Written instruction | Seek out every line containing the word "similarity", and copy each.
╔══
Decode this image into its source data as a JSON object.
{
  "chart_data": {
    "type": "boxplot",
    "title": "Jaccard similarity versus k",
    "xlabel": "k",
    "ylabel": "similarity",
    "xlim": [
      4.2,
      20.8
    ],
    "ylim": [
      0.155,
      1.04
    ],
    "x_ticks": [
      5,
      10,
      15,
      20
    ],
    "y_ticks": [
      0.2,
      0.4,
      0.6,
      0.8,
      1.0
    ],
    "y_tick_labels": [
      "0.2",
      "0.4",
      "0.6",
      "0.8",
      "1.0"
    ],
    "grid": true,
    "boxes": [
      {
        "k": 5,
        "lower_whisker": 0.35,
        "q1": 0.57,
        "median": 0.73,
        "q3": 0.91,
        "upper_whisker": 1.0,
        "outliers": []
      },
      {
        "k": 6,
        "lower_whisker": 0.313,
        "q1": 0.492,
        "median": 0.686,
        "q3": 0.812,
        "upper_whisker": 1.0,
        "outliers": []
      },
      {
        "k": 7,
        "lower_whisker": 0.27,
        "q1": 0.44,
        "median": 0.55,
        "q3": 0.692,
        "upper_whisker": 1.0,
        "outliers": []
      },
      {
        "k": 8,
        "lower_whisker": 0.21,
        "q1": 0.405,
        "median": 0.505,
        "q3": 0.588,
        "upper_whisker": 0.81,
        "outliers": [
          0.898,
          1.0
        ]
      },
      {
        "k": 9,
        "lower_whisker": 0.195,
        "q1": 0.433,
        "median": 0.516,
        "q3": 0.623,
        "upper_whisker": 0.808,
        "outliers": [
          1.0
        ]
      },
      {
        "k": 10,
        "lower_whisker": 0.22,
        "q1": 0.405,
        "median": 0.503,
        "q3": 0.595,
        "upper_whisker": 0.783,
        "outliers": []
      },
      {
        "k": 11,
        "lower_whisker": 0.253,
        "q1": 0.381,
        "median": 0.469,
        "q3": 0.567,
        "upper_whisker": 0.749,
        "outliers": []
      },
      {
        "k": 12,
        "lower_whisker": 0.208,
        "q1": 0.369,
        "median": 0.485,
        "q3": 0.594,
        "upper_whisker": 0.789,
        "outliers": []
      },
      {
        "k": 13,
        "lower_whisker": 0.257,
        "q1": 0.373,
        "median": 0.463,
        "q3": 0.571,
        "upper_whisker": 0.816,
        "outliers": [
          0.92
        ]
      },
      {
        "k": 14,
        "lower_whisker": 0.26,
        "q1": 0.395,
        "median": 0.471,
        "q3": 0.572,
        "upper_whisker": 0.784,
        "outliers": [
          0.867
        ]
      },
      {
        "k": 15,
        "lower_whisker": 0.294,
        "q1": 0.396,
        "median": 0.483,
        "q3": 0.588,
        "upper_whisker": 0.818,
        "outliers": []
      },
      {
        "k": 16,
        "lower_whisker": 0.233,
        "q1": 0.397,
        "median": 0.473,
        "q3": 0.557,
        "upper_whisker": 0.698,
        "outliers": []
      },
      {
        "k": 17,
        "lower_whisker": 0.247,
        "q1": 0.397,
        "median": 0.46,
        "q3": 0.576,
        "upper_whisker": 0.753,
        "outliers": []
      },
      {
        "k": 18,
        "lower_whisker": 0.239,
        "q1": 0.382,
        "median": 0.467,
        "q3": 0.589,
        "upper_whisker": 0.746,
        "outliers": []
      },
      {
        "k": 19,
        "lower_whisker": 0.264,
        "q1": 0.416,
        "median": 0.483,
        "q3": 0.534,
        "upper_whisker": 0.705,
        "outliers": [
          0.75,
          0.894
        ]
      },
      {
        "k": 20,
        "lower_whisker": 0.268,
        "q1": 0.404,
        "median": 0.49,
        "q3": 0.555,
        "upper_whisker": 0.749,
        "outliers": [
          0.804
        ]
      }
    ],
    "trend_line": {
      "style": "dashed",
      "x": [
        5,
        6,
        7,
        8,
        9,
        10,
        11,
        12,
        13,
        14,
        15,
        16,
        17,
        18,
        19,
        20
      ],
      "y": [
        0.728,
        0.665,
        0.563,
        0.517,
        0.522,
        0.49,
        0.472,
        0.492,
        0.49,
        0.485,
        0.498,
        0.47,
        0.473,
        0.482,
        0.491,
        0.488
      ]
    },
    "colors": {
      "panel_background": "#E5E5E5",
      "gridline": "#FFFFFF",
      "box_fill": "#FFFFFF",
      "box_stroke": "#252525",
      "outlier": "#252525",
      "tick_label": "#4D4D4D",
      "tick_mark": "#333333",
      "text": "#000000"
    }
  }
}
╚══
Reply to the task |
    "title": "Jaccard similarity versus k",
    "ylabel": "similarity",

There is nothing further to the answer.